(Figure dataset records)
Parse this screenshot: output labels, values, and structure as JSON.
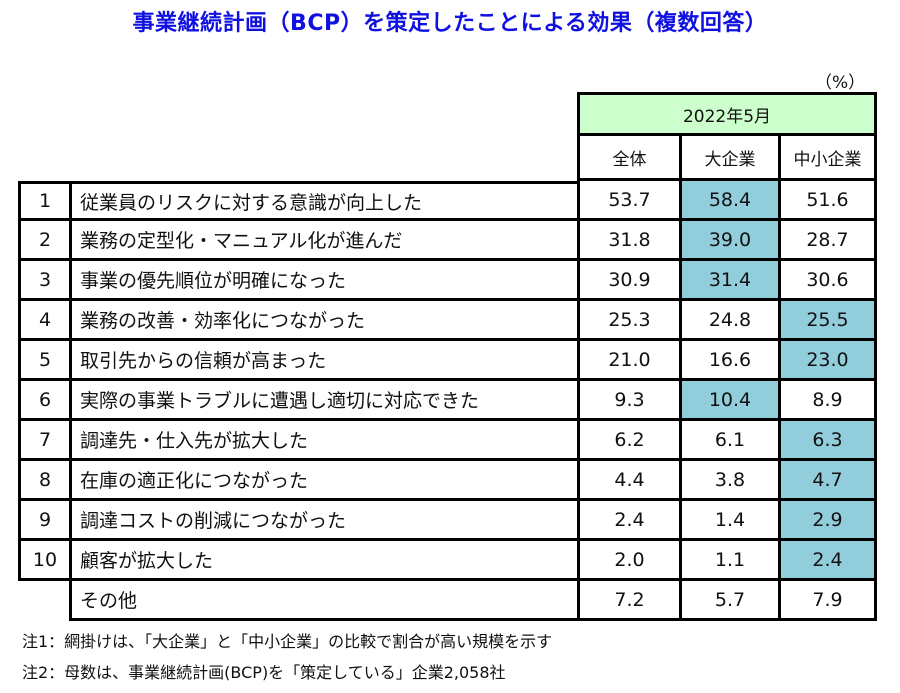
{
  "title": "事業継続計画（BCP）を策定したことによる効果（複数回答）",
  "unit": "（%）",
  "header": {
    "period": "2022年5月",
    "columns": [
      "全体",
      "大企業",
      "中小企業"
    ]
  },
  "colors": {
    "title": "#1010e0",
    "period_header_bg": "#ccffcc",
    "highlight_bg": "#92cddc"
  },
  "rows": [
    {
      "no": "1",
      "label": "従業員のリスクに対する意識が向上した",
      "values": [
        "53.7",
        "58.4",
        "51.6"
      ],
      "highlight": 1
    },
    {
      "no": "2",
      "label": "業務の定型化・マニュアル化が進んだ",
      "values": [
        "31.8",
        "39.0",
        "28.7"
      ],
      "highlight": 1
    },
    {
      "no": "3",
      "label": "事業の優先順位が明確になった",
      "values": [
        "30.9",
        "31.4",
        "30.6"
      ],
      "highlight": 1
    },
    {
      "no": "4",
      "label": "業務の改善・効率化につながった",
      "values": [
        "25.3",
        "24.8",
        "25.5"
      ],
      "highlight": 2
    },
    {
      "no": "5",
      "label": "取引先からの信頼が高まった",
      "values": [
        "21.0",
        "16.6",
        "23.0"
      ],
      "highlight": 2
    },
    {
      "no": "6",
      "label": "実際の事業トラブルに遭遇し適切に対応できた",
      "values": [
        "9.3",
        "10.4",
        "8.9"
      ],
      "highlight": 1
    },
    {
      "no": "7",
      "label": "調達先・仕入先が拡大した",
      "values": [
        "6.2",
        "6.1",
        "6.3"
      ],
      "highlight": 2
    },
    {
      "no": "8",
      "label": "在庫の適正化につながった",
      "values": [
        "4.4",
        "3.8",
        "4.7"
      ],
      "highlight": 2
    },
    {
      "no": "9",
      "label": "調達コストの削減につながった",
      "values": [
        "2.4",
        "1.4",
        "2.9"
      ],
      "highlight": 2
    },
    {
      "no": "10",
      "label": "顧客が拡大した",
      "values": [
        "2.0",
        "1.1",
        "2.4"
      ],
      "highlight": 2
    },
    {
      "no": "",
      "label": "その他",
      "values": [
        "7.2",
        "5.7",
        "7.9"
      ],
      "highlight": -1
    }
  ],
  "notes": [
    "注1：網掛けは、「大企業」と「中小企業」の比較で割合が高い規模を示す",
    "注2：母数は、事業継続計画(BCP)を「策定している」企業2,058社"
  ]
}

What to produce –
The entries above should be reproduced exactly, without their pictures.

Task result –
Parse this screenshot: output labels, values, and structure as JSON.
{
  "title": "事業継続計画（BCP）を策定したことによる効果（複数回答）",
  "unit": "（%）",
  "header": {
    "period": "2022年5月",
    "columns": [
      "全体",
      "大企業",
      "中小企業"
    ]
  },
  "colors": {
    "title": "#1010e0",
    "period_header_bg": "#ccffcc",
    "highlight_bg": "#92cddc"
  },
  "rows": [
    {
      "no": "1",
      "label": "従業員のリスクに対する意識が向上した",
      "values": [
        "53.7",
        "58.4",
        "51.6"
      ],
      "highlight": 1
    },
    {
      "no": "2",
      "label": "業務の定型化・マニュアル化が進んだ",
      "values": [
        "31.8",
        "39.0",
        "28.7"
      ],
      "highlight": 1
    },
    {
      "no": "3",
      "label": "事業の優先順位が明確になった",
      "values": [
        "30.9",
        "31.4",
        "30.6"
      ],
      "highlight": 1
    },
    {
      "no": "4",
      "label": "業務の改善・効率化につながった",
      "values": [
        "25.3",
        "24.8",
        "25.5"
      ],
      "highlight": 2
    },
    {
      "no": "5",
      "label": "取引先からの信頼が高まった",
      "values": [
        "21.0",
        "16.6",
        "23.0"
      ],
      "highlight": 2
    },
    {
      "no": "6",
      "label": "実際の事業トラブルに遭遇し適切に対応できた",
      "values": [
        "9.3",
        "10.4",
        "8.9"
      ],
      "highlight": 1
    },
    {
      "no": "7",
      "label": "調達先・仕入先が拡大した",
      "values": [
        "6.2",
        "6.1",
        "6.3"
      ],
      "highlight": 2
    },
    {
      "no": "8",
      "label": "在庫の適正化につながった",
      "values": [
        "4.4",
        "3.8",
        "4.7"
      ],
      "highlight": 2
    },
    {
      "no": "9",
      "label": "調達コストの削減につながった",
      "values": [
        "2.4",
        "1.4",
        "2.9"
      ],
      "highlight": 2
    },
    {
      "no": "10",
      "label": "顧客が拡大した",
      "values": [
        "2.0",
        "1.1",
        "2.4"
      ],
      "highlight": 2
    },
    {
      "no": "",
      "label": "その他",
      "values": [
        "7.2",
        "5.7",
        "7.9"
      ],
      "highlight": -1
    }
  ],
  "notes": [
    "注1：網掛けは、「大企業」と「中小企業」の比較で割合が高い規模を示す",
    "注2：母数は、事業継続計画(BCP)を「策定している」企業2,058社"
  ]
}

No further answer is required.